» Stated task: Restate the full set of records exactly, without adding or dropping a word.

Dataset items
⟨

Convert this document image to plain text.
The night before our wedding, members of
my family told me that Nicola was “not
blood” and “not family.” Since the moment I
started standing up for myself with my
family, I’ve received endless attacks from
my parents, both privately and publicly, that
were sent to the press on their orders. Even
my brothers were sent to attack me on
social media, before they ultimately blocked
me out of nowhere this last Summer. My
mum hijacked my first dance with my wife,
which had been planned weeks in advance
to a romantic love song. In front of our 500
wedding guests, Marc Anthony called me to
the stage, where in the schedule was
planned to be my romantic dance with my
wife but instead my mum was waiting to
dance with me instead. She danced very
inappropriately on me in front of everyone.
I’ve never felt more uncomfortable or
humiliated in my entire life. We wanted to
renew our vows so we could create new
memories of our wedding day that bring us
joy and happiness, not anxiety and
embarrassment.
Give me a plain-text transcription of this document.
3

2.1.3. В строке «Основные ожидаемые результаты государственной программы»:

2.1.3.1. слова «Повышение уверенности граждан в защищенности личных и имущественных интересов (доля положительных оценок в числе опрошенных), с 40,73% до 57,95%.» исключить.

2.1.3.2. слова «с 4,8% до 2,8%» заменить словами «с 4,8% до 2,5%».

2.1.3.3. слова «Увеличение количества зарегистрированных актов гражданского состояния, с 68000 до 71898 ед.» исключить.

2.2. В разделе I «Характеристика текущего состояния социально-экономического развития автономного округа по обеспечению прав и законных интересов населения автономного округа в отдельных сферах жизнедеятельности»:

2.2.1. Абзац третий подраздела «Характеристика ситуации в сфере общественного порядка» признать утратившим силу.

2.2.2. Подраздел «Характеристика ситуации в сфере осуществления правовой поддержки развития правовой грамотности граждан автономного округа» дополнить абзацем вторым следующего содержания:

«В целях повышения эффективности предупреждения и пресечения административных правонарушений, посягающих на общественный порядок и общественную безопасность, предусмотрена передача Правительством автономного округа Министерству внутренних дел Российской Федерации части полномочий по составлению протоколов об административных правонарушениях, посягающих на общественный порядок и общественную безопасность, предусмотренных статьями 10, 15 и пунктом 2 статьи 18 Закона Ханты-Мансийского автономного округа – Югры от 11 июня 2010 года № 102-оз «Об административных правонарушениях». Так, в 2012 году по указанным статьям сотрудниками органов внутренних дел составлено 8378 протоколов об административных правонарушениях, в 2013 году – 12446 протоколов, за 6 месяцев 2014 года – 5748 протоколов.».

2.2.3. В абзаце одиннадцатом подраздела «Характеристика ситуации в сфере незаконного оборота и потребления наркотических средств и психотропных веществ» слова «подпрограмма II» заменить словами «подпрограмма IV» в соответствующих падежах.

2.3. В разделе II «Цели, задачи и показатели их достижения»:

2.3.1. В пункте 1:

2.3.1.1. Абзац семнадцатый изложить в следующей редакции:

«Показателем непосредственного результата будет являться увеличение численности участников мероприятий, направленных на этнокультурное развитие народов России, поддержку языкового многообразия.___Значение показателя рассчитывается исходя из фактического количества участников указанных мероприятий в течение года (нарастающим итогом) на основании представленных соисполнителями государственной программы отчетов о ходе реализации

⟩

» Response to this exercise:
Convert this document image to plain text.
The night before our wedding, members of
my family told me that Nicola was “not
blood” and “not family.” Since the moment I
started standing up for myself with my
family, I’ve received endless attacks from
my parents, both privately and publicly, that
were sent to the press on their orders. Even
my brothers were sent to attack me on
social media, before they ultimately blocked
me out of nowhere this last Summer. My
mum hijacked my first dance with my wife,
which had been planned weeks in advance
to a romantic love song. In front of our 500
wedding guests, Marc Anthony called me to
the stage, where in the schedule was
planned to be my romantic dance with my
wife but instead my mum was waiting to
dance with me instead. She danced very
inappropriately on me in front of everyone.
I’ve never felt more uncomfortable or
humiliated in my entire life. We wanted to
renew our vows so we could create new
memories of our wedding day that bring us
joy and happiness, not anxiety and
embarrassment.
Give me a plain-text transcription of this document.
3

2.1.3. В строке «Основные ожидаемые результаты государственной программы»:

2.1.3.1. слова «Повышение уверенности граждан в защищенности личных и имущественных интересов (доля положительных оценок в числе опрошенных), с 40,73% до 57,95%.» исключить.

2.1.3.2. слова «с 4,8% до 2,8%» заменить словами «с 4,8% до 2,5%».

2.1.3.3. слова «Увеличение количества зарегистрированных актов гражданского состояния, с 68000 до 71898 ед.» исключить.

2.2. В разделе I «Характеристика текущего состояния социально-экономического развития автономного округа по обеспечению прав и законных интересов населения автономного округа в отдельных сферах жизнедеятельности»:

2.2.1. Абзац третий подраздела «Характеристика ситуации в сфере общественного порядка» признать утратившим силу.

2.2.2. Подраздел «Характеристика ситуации в сфере осуществления правовой поддержки развития правовой грамотности граждан автономного округа» дополнить абзацем вторым следующего содержания:

«В целях повышения эффективности предупреждения и пресечения административных правонарушений, посягающих на общественный порядок и общественную безопасность, предусмотрена передача Правительством автономного округа Министерству внутренних дел Российской Федерации части полномочий по составлению протоколов об административных правонарушениях, посягающих на общественный порядок и общественную безопасность, предусмотренных статьями 10, 15 и пунктом 2 статьи 18 Закона Ханты-Мансийского автономного округа – Югры от 11 июня 2010 года № 102-оз «Об административных правонарушениях». Так, в 2012 году по указанным статьям сотрудниками органов внутренних дел составлено 8378 протоколов об административных правонарушениях, в 2013 году – 12446 протоколов, за 6 месяцев 2014 года – 5748 протоколов.».

2.2.3. В абзаце одиннадцатом подраздела «Характеристика ситуации в сфере незаконного оборота и потребления наркотических средств и психотропных веществ» слова «подпрограмма II» заменить словами «подпрограмма IV» в соответствующих падежах.

2.3. В разделе II «Цели, задачи и показатели их достижения»:

2.3.1. В пункте 1:

2.3.1.1. Абзац семнадцатый изложить в следующей редакции:

«Показателем непосредственного результата будет являться увеличение численности участников мероприятий, направленных на этнокультурное развитие народов России, поддержку языкового многообразия.___Значение показателя рассчитывается исходя из фактического количества участников указанных мероприятий в течение года (нарастающим итогом) на основании представленных соисполнителями государственной программы отчетов о ходе реализации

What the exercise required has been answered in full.